▶ _STATED EXERCISE_:
Repeat the whole of the data, keeping every detail the same.

▶ _RECORD SET_:
____
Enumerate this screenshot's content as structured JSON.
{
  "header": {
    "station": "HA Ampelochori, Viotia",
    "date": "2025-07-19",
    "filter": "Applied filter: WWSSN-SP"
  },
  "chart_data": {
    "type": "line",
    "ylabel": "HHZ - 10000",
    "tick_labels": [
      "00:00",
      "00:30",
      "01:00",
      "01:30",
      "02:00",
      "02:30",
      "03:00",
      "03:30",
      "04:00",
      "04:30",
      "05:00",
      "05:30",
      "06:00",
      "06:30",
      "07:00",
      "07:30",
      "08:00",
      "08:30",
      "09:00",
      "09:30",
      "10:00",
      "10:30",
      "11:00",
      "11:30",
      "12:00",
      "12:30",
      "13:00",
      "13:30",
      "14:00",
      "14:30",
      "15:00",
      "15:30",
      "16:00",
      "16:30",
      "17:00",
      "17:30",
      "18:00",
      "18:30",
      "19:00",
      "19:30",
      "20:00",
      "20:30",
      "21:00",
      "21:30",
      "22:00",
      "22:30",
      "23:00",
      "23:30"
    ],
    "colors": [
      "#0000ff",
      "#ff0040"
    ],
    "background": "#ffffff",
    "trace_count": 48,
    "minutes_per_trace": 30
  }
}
____
▶ _RESPONSE TO THIS TASK_:
Enumerate this screenshot's content as structured JSON.
{
  "header": {
    "station": "HA Ampelochori, Viotia",
    "date": "2025-07-19",
    "filter": "Applied filter: WWSSN-SP"
  },
  "chart_data": {
    "type": "line",
    "ylabel": "HHZ - 10000",
    "tick_labels": [
      "00:00",
      "00:30",
      "01:00",
      "01:30",
      "02:00",
      "02:30",
      "03:00",
      "03:30",
      "04:00",
      "04:30",
      "05:00",
      "05:30",
      "06:00",
      "06:30",
      "07:00",
      "07:30",
      "08:00",
      "08:30",
      "09:00",
      "09:30",
      "10:00",
      "10:30",
      "11:00",
      "11:30",
      "12:00",
      "12:30",
      "13:00",
      "13:30",
      "14:00",
      "14:30",
      "15:00",
      "15:30",
      "16:00",
      "16:30",
      "17:00",
      "17:30",
      "18:00",
      "18:30",
      "19:00",
      "19:30",
      "20:00",
      "20:30",
      "21:00",
      "21:30",
      "22:00",
      "22:30",
      "23:00",
      "23:30"
    ],
    "colors": [
      "#0000ff",
      "#ff0040"
    ],
    "background": "#ffffff",
    "trace_count": 48,
    "minutes_per_trace": 30
  }
}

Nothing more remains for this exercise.